┌─ Passage extrait

Mais nous sommes toujours libres de nous égarer, et deux grandes sources d’erreurs s’ouvrent devant l’homme :

1o Embrasser le fait seul, s’attacher au signe, et oublier l’idée. Ainsi font les superstitieux, qui, ardents aux pratiques, oublient la vérité elle-même. Le signe, chose merveilleuse ! au lieu de leur rappeler la chose signifiée, les aide à l’oublier. Ainsi font les schismatiques qui ont retenu certaines pratiques aussi, certaines formes chrétiennes, sans retenir la vie circulante. Ils sont tombés stériles, comme la feuille morte, qui ne communie plus à la sève du tronc.

2o Embrasser l’idée seule et négliger le fait. Ceux-ci oublient que l’homme a un corps. Et les hérétiques, se promenant de ruines en ruines, les hérétiques, niant l’Église, ont fait la guerre à toute la matière. Ils ont nié les sacrements, la présence réelle du Christ dans l’hostie, enfin ils ont chassé du temple les tableaux et les statues, formes sensibles de l’art données sur terre à l’homme pour s’élever au beau invisible. L’hérésie, en général, continue l’œuvre de la philosophie grecque, et en ce sens Tertullien avait vu bien avant dans les choses, quand il a appelé Platon le patriarche des hérétiques. L’hérésie a la haine du signe extérieur : et les hérétiques deviennent aisément grossiers et charnels : Luther et beaucoup d’autres nous offrent ce profond enseignement : quiconque se vante de mépriser trop la matière, et veut se passer d’elle, l’adore pour sa punition.

Incrédulité.

Superstition.

Voilà les erreurs humaines.

Incarnation du Verbe : assemblée universelle.

Voilà la vérité.

L’Église catholique possède le Verbe fait chair dans sa plénitude et dans son étendue.

Comme, en attaquant le culte extérieur, les sacrements, l’art, le protestantisme attaquait, sans s’en rendre compte, l’incarnation même du Verbe, la pratique, qui ne pardonne jamais, a conduit quelques esprits à cette seconde négation qui dépasse les projets des fondateurs. La chair du Verbe mangée par l’homme suit dans les desseins de Dieu la chair du Verbe, prise par lui pour l’homme. Calvin avait attaqué la chair mangée ; Socinius plus hardi a attaqué la chair prise. Calvin avait attaqué la société des âmes, l’unité dans l’amour, la communion des saints ; Socinius a attaqué la divinité même du Christ, en qui s’associent les âmes, en qui s’aiment les hommes, en qui communient les saints. A la victime absente le protestantisme n’en a substitué aucune. Il a offert au monde le spectacle inconnu d’une religion sans sacrifice, et d’un temple sans autel. Seulement suivez et admirez. Calvin et Luther, séparés de l’unité, n’ont pu créer une unité. Excommuniés de la société catholique, leur société brisée n’a pu se tenir debout, attendu qu’elle avait pour base la négation même de l’unité.

└─
┌─ Données fournies

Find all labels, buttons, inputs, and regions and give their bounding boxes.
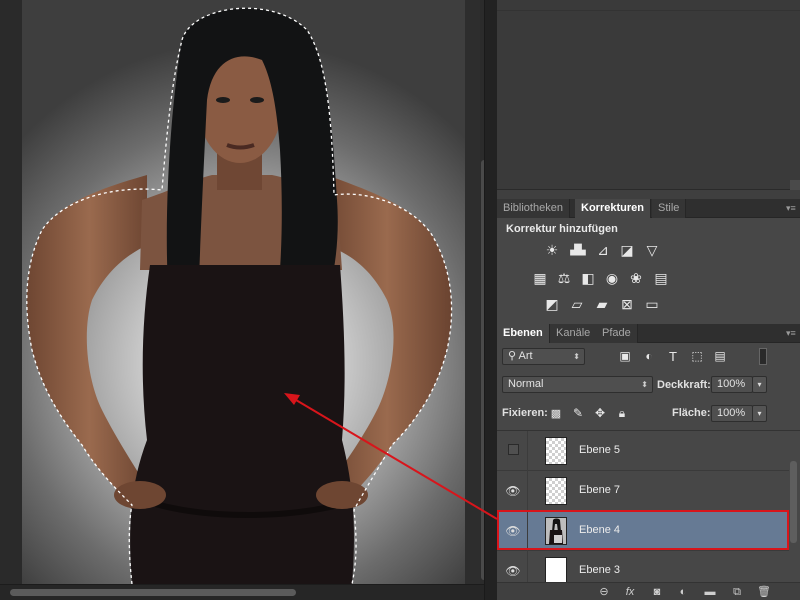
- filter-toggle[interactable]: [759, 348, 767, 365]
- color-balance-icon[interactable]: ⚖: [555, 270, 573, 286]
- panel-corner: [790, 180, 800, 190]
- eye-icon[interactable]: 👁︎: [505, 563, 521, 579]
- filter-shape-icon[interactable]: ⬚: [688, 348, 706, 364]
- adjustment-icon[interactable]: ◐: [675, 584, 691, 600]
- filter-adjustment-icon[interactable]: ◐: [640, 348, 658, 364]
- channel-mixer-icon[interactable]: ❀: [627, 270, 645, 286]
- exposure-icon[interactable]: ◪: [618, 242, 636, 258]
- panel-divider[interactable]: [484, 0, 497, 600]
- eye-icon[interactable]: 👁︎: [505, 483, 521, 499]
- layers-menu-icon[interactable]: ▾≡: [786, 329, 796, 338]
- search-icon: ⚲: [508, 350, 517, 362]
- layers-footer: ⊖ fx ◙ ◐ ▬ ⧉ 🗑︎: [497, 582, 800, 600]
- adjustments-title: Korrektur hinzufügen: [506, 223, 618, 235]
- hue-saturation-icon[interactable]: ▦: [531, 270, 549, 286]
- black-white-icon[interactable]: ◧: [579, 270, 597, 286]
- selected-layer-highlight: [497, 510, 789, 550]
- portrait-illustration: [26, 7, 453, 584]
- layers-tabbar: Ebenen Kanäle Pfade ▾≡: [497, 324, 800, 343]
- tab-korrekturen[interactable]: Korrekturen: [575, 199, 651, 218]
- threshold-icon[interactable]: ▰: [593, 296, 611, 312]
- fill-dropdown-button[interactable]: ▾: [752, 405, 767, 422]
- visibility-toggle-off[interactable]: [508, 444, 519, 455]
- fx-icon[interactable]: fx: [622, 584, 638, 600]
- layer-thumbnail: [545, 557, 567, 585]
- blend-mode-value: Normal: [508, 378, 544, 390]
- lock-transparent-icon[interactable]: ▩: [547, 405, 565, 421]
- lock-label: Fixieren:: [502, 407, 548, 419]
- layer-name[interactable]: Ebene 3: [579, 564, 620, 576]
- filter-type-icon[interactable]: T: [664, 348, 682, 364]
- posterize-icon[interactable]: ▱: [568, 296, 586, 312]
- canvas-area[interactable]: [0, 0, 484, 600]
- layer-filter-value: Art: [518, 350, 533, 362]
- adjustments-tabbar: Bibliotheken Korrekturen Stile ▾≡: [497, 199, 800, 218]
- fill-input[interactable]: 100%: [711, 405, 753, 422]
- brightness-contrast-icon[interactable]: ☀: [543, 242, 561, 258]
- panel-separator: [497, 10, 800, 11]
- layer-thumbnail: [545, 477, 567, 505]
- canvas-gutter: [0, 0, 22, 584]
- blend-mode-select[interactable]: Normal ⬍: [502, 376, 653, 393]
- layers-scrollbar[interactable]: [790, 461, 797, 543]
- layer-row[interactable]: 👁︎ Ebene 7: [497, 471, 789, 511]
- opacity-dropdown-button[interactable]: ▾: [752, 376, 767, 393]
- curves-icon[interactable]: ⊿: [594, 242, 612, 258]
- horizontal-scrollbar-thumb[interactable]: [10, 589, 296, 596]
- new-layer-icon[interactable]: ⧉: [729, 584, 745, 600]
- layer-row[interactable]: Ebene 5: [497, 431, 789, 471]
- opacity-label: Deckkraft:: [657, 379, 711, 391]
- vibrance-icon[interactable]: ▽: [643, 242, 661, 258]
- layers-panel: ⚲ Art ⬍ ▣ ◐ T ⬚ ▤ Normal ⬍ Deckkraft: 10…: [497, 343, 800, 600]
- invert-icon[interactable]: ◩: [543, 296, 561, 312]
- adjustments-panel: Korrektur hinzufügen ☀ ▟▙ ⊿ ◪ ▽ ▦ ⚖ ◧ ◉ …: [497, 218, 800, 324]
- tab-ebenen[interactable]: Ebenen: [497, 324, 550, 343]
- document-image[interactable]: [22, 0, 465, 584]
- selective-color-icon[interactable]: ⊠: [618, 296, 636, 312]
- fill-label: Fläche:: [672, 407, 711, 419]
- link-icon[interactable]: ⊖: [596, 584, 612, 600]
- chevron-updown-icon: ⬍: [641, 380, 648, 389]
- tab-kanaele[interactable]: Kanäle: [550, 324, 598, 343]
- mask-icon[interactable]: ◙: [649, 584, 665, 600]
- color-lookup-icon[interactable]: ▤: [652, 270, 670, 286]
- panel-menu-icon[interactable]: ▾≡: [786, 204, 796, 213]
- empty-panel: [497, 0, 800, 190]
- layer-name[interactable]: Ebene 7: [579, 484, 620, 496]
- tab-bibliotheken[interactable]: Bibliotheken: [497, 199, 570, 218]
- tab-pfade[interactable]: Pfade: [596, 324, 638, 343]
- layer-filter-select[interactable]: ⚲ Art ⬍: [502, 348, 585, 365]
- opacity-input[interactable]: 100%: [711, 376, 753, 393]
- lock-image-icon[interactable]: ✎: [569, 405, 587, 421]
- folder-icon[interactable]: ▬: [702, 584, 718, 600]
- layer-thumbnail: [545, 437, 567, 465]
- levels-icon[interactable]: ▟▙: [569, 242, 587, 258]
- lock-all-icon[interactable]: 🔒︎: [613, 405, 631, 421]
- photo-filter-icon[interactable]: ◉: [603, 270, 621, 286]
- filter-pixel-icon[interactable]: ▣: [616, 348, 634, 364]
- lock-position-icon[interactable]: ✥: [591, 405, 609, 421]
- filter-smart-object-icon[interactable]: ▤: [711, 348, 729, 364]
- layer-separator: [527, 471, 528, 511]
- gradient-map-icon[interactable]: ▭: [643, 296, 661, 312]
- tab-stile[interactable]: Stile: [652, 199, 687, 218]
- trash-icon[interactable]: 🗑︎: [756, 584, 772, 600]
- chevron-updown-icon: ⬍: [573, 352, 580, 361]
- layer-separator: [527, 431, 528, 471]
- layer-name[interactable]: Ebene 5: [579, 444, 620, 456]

└─

Consigne écrite 1 =
Reproduisez le passage sur les erreurs humaines, de « 1o Embrasser le » à « sève du tronc. ».
Consigne écrite 2 =
Poursuivez le passage sur les erreurs humaines et l'Église à la suite de sa dernière phrase.

Réponse finale 1 =
1o Embrasser le fait seul, s’attacher au signe, et oublier l’idée. Ainsi font les superstitieux, qui, ardents aux pratiques, oublient la vérité elle-même. Le signe, chose merveilleuse ! au lieu de leur rappeler la chose signifiée, les aide à l’oublier. Ainsi font les schismatiques qui ont retenu certaines pratiques aussi, certaines formes chrétiennes, sans retenir la vie circulante. Ils sont tombés stériles, comme la feuille morte, qui ne communie plus à la sève du tronc.

Réponse finale 2 =
Calvin a brûlé un de ses amis ; il l’a brûlé inutilement ; ses descendants ne se souviennent plus de lui ; son œuvre est morte : les assassinats se terminent souvent par des suicides.

Le protestantisme, ce corps décomposé d’avance, tombe maintenant en pourriture, afin qu’un grand spectacle soit donné au monde. Ceci se passe sous les yeux de l’Europe inattentive, qui devrait regarder et qui ne regarde pas. Si elle regardait la carte du monde intellectuel, elle comprendrait pourquoi la société humaine s’est désorganisée, en réfléchissant à la désorganisation de la société religieuse, et peut-être, avertie par le sang et par le feu, elle s’habituerait à traiter sérieusement les crimes de la pensée.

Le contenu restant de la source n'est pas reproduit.